• [WHAT IS NEEDED]: Your task is to retype each line of the data below exactly.

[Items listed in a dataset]
- - - -
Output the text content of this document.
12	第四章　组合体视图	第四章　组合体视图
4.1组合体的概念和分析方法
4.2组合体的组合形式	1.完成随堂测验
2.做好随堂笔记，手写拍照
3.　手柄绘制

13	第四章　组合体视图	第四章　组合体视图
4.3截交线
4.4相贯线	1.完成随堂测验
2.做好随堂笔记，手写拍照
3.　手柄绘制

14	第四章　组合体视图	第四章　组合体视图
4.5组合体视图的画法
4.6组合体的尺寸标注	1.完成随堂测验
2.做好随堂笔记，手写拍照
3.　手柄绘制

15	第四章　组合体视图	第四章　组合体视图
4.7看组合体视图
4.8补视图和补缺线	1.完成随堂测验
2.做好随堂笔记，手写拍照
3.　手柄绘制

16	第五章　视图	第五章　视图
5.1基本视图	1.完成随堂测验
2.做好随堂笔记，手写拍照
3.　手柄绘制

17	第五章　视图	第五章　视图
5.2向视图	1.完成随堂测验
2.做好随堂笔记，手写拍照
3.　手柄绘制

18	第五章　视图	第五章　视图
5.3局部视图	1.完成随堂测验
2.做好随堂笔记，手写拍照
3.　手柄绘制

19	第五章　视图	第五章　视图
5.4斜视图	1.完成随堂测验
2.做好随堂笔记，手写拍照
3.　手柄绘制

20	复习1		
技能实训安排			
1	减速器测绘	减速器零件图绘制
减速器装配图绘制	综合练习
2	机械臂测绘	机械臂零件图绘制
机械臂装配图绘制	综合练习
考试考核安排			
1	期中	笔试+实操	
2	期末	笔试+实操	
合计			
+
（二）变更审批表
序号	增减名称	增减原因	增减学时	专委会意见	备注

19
- - - -
• [COMPLETE RESPONSE]:
Output the text content of this document.
12	第四章　组合体视图	第四章　组合体视图
4.1组合体的概念和分析方法
4.2组合体的组合形式	1.完成随堂测验
2.做好随堂笔记，手写拍照
3.　手柄绘制

13	第四章　组合体视图	第四章　组合体视图
4.3截交线
4.4相贯线	1.完成随堂测验
2.做好随堂笔记，手写拍照
3.　手柄绘制

14	第四章　组合体视图	第四章　组合体视图
4.5组合体视图的画法
4.6组合体的尺寸标注	1.完成随堂测验
2.做好随堂笔记，手写拍照
3.　手柄绘制

15	第四章　组合体视图	第四章　组合体视图
4.7看组合体视图
4.8补视图和补缺线	1.完成随堂测验
2.做好随堂笔记，手写拍照
3.　手柄绘制

16	第五章　视图	第五章　视图
5.1基本视图	1.完成随堂测验
2.做好随堂笔记，手写拍照
3.　手柄绘制

17	第五章　视图	第五章　视图
5.2向视图	1.完成随堂测验
2.做好随堂笔记，手写拍照
3.　手柄绘制

18	第五章　视图	第五章　视图
5.3局部视图	1.完成随堂测验
2.做好随堂笔记，手写拍照
3.　手柄绘制

19	第五章　视图	第五章　视图
5.4斜视图	1.完成随堂测验
2.做好随堂笔记，手写拍照
3.　手柄绘制

20	复习1		
技能实训安排			
1	减速器测绘	减速器零件图绘制
减速器装配图绘制	综合练习
2	机械臂测绘	机械臂零件图绘制
机械臂装配图绘制	综合练习
考试考核安排			
1	期中	笔试+实操	
2	期末	笔试+实操	
合计			
+
（二）变更审批表
序号	增减名称	增减原因	增减学时	专委会意见	备注

19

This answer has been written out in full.